:: Exercise data ::

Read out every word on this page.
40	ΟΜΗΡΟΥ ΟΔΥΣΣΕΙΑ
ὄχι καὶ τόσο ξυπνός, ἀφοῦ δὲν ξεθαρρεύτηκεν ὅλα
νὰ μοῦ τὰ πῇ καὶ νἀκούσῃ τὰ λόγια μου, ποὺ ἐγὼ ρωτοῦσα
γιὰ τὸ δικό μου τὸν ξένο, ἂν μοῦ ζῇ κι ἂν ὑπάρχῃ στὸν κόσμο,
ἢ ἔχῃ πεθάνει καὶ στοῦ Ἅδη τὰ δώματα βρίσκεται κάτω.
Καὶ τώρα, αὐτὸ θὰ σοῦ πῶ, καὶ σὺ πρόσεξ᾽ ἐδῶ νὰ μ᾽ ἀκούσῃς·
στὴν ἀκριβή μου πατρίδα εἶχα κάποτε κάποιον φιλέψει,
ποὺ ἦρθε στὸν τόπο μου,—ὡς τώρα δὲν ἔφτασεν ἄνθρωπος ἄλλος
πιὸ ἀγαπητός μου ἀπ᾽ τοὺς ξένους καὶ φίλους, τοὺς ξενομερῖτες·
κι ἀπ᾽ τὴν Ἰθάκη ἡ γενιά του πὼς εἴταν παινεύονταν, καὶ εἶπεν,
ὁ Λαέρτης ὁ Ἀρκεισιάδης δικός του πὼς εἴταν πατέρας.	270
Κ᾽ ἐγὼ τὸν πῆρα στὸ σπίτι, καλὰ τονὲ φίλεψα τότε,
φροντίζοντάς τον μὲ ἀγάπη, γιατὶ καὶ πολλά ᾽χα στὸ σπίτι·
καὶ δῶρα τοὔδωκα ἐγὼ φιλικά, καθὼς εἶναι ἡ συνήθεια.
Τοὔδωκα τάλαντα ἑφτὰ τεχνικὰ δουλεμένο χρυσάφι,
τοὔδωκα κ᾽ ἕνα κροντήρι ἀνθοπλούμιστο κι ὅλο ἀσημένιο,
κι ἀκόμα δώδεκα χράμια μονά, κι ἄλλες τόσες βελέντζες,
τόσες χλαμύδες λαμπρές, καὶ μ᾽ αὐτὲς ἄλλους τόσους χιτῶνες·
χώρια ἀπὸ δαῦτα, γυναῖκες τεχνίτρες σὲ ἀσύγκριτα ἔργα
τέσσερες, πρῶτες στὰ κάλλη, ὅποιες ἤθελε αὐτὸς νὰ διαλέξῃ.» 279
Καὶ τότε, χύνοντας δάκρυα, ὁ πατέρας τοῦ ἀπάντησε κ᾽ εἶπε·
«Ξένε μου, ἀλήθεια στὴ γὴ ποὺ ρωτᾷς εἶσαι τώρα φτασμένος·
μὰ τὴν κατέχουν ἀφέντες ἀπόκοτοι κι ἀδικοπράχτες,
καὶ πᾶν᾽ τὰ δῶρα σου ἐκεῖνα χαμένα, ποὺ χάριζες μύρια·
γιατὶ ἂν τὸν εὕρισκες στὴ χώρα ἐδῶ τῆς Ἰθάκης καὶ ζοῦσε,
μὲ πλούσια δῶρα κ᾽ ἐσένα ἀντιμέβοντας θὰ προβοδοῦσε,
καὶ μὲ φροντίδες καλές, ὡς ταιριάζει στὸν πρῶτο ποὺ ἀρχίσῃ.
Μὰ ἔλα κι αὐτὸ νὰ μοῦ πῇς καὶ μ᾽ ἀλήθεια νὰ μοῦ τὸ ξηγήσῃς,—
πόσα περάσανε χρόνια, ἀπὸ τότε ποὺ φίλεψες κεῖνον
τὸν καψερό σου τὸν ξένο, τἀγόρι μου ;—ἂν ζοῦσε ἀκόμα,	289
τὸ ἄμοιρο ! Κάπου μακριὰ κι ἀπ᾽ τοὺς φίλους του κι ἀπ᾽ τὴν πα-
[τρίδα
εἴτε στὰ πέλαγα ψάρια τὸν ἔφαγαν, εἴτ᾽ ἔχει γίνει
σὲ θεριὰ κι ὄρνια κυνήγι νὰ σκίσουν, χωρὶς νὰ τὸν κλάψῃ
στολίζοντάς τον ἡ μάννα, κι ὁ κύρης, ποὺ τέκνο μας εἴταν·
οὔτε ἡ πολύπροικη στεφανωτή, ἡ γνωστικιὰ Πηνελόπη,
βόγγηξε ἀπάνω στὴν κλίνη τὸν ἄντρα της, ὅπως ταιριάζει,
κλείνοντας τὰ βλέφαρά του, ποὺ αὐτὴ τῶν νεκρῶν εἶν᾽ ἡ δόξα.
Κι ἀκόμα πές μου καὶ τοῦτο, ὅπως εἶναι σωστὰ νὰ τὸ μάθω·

:::

### Goal
Exact copies of all the records are required.

### Result of the task
Read out every word on this page.
40	ΟΜΗΡΟΥ ΟΔΥΣΣΕΙΑ
ὄχι καὶ τόσο ξυπνός, ἀφοῦ δὲν ξεθαρρεύτηκεν ὅλα
νὰ μοῦ τὰ πῇ καὶ νἀκούσῃ τὰ λόγια μου, ποὺ ἐγὼ ρωτοῦσα
γιὰ τὸ δικό μου τὸν ξένο, ἂν μοῦ ζῇ κι ἂν ὑπάρχῃ στὸν κόσμο,
ἢ ἔχῃ πεθάνει καὶ στοῦ Ἅδη τὰ δώματα βρίσκεται κάτω.
Καὶ τώρα, αὐτὸ θὰ σοῦ πῶ, καὶ σὺ πρόσεξ᾽ ἐδῶ νὰ μ᾽ ἀκούσῃς·
στὴν ἀκριβή μου πατρίδα εἶχα κάποτε κάποιον φιλέψει,
ποὺ ἦρθε στὸν τόπο μου,—ὡς τώρα δὲν ἔφτασεν ἄνθρωπος ἄλλος
πιὸ ἀγαπητός μου ἀπ᾽ τοὺς ξένους καὶ φίλους, τοὺς ξενομερῖτες·
κι ἀπ᾽ τὴν Ἰθάκη ἡ γενιά του πὼς εἴταν παινεύονταν, καὶ εἶπεν,
ὁ Λαέρτης ὁ Ἀρκεισιάδης δικός του πὼς εἴταν πατέρας.	270
Κ᾽ ἐγὼ τὸν πῆρα στὸ σπίτι, καλὰ τονὲ φίλεψα τότε,
φροντίζοντάς τον μὲ ἀγάπη, γιατὶ καὶ πολλά ᾽χα στὸ σπίτι·
καὶ δῶρα τοὔδωκα ἐγὼ φιλικά, καθὼς εἶναι ἡ συνήθεια.
Τοὔδωκα τάλαντα ἑφτὰ τεχνικὰ δουλεμένο χρυσάφι,
τοὔδωκα κ᾽ ἕνα κροντήρι ἀνθοπλούμιστο κι ὅλο ἀσημένιο,
κι ἀκόμα δώδεκα χράμια μονά, κι ἄλλες τόσες βελέντζες,
τόσες χλαμύδες λαμπρές, καὶ μ᾽ αὐτὲς ἄλλους τόσους χιτῶνες·
χώρια ἀπὸ δαῦτα, γυναῖκες τεχνίτρες σὲ ἀσύγκριτα ἔργα
τέσσερες, πρῶτες στὰ κάλλη, ὅποιες ἤθελε αὐτὸς νὰ διαλέξῃ.» 279
Καὶ τότε, χύνοντας δάκρυα, ὁ πατέρας τοῦ ἀπάντησε κ᾽ εἶπε·
«Ξένε μου, ἀλήθεια στὴ γὴ ποὺ ρωτᾷς εἶσαι τώρα φτασμένος·
μὰ τὴν κατέχουν ἀφέντες ἀπόκοτοι κι ἀδικοπράχτες,
καὶ πᾶν᾽ τὰ δῶρα σου ἐκεῖνα χαμένα, ποὺ χάριζες μύρια·
γιατὶ ἂν τὸν εὕρισκες στὴ χώρα ἐδῶ τῆς Ἰθάκης καὶ ζοῦσε,
μὲ πλούσια δῶρα κ᾽ ἐσένα ἀντιμέβοντας θὰ προβοδοῦσε,
καὶ μὲ φροντίδες καλές, ὡς ταιριάζει στὸν πρῶτο ποὺ ἀρχίσῃ.
Μὰ ἔλα κι αὐτὸ νὰ μοῦ πῇς καὶ μ᾽ ἀλήθεια νὰ μοῦ τὸ ξηγήσῃς,—
πόσα περάσανε χρόνια, ἀπὸ τότε ποὺ φίλεψες κεῖνον
τὸν καψερό σου τὸν ξένο, τἀγόρι μου ;—ἂν ζοῦσε ἀκόμα,	289
τὸ ἄμοιρο ! Κάπου μακριὰ κι ἀπ᾽ τοὺς φίλους του κι ἀπ᾽ τὴν πα-
[τρίδα
εἴτε στὰ πέλαγα ψάρια τὸν ἔφαγαν, εἴτ᾽ ἔχει γίνει
σὲ θεριὰ κι ὄρνια κυνήγι νὰ σκίσουν, χωρὶς νὰ τὸν κλάψῃ
στολίζοντάς τον ἡ μάννα, κι ὁ κύρης, ποὺ τέκνο μας εἴταν·
οὔτε ἡ πολύπροικη στεφανωτή, ἡ γνωστικιὰ Πηνελόπη,
βόγγηξε ἀπάνω στὴν κλίνη τὸν ἄντρα της, ὅπως ταιριάζει,
κλείνοντας τὰ βλέφαρά του, ποὺ αὐτὴ τῶν νεκρῶν εἶν᾽ ἡ δόξα.
Κι ἀκόμα πές μου καὶ τοῦτο, ὅπως εἶναι σωστὰ νὰ τὸ μάθω·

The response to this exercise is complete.